→ Description of the task:
Every line holding the string "esta" should be gathered.

********************

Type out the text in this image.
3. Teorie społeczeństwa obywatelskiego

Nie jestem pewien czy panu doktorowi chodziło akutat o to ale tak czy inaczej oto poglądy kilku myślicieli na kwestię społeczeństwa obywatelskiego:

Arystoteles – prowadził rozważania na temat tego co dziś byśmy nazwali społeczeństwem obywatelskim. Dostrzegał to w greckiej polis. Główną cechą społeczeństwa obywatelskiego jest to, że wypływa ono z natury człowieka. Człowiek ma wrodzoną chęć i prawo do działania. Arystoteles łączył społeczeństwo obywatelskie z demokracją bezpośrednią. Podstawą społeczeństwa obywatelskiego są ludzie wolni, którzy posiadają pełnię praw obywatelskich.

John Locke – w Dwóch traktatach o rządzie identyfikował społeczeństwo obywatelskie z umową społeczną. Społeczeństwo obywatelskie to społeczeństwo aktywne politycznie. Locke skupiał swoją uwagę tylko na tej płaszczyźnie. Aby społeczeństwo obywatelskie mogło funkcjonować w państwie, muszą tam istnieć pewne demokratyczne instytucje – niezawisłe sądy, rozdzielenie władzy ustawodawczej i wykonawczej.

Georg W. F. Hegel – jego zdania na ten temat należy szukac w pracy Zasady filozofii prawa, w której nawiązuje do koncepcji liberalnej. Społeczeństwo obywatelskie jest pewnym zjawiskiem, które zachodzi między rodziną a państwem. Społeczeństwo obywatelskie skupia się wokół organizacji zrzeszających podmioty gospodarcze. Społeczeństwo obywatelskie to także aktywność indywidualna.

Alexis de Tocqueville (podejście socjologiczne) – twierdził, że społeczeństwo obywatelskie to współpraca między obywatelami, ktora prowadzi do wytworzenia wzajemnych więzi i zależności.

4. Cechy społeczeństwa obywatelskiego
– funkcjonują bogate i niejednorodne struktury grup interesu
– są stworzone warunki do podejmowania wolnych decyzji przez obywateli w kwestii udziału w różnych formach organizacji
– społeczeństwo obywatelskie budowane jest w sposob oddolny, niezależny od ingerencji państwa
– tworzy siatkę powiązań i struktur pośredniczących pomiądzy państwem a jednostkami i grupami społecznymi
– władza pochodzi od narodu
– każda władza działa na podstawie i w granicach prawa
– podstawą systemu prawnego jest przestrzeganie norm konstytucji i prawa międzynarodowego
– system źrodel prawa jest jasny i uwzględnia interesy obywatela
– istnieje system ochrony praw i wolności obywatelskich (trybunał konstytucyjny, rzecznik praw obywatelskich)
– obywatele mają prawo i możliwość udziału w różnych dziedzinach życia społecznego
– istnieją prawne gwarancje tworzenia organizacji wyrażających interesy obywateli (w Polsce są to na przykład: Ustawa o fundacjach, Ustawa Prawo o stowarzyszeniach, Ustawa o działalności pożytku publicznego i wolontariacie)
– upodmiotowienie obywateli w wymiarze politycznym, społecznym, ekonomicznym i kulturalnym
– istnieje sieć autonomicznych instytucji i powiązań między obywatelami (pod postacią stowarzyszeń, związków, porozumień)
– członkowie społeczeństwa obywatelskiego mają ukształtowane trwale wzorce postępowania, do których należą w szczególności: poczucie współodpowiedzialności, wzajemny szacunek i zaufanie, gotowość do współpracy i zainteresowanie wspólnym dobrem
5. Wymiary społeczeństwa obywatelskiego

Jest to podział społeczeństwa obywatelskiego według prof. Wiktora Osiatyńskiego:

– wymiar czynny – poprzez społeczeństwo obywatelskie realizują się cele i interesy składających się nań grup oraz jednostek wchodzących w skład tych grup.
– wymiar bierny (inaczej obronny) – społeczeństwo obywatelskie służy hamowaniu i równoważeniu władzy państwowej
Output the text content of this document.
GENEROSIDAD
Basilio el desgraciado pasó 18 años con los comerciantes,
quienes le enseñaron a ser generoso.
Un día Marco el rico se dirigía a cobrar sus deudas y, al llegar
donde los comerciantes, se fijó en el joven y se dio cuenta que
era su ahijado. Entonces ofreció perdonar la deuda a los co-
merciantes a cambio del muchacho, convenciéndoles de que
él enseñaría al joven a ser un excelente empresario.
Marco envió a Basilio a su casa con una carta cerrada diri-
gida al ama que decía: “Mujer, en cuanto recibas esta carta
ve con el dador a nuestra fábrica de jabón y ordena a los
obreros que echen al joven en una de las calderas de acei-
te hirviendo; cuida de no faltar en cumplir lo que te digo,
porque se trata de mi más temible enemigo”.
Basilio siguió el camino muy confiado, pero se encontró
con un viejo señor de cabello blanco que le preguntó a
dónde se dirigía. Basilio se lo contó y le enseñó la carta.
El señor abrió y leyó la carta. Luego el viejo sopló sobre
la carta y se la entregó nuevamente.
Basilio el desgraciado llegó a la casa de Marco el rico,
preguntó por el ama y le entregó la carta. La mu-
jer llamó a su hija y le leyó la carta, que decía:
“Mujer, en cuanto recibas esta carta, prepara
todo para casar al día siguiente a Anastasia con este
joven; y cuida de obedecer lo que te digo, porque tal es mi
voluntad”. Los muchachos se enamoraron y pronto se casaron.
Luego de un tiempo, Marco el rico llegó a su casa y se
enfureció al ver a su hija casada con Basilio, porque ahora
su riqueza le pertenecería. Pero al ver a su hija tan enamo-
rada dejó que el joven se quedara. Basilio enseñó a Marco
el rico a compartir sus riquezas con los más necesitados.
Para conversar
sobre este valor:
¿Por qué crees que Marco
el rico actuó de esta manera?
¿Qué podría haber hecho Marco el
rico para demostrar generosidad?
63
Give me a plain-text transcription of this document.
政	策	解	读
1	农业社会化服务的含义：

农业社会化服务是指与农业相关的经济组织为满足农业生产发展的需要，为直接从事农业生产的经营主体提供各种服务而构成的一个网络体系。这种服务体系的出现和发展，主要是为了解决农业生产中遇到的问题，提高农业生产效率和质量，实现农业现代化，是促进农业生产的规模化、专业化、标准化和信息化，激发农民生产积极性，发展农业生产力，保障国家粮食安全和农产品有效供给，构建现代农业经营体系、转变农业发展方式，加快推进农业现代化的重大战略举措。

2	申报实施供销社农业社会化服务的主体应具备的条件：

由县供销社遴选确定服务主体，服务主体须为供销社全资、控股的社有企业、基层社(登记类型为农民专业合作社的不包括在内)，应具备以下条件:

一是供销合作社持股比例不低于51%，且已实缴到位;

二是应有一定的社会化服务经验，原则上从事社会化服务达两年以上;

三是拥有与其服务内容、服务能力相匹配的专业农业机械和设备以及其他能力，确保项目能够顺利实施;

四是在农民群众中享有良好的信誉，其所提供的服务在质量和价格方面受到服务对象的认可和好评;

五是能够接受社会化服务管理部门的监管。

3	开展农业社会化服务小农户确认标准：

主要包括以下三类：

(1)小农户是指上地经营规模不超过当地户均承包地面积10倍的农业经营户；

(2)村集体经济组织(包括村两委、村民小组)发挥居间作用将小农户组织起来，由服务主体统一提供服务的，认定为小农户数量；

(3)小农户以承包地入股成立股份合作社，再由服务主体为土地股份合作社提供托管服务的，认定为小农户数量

********************

→ In response:
gida al ama que decía: “Mujer, en cuanto recibas esta carta
“Mujer, en cuanto recibas esta carta, prepara
el rico actuó de esta manera?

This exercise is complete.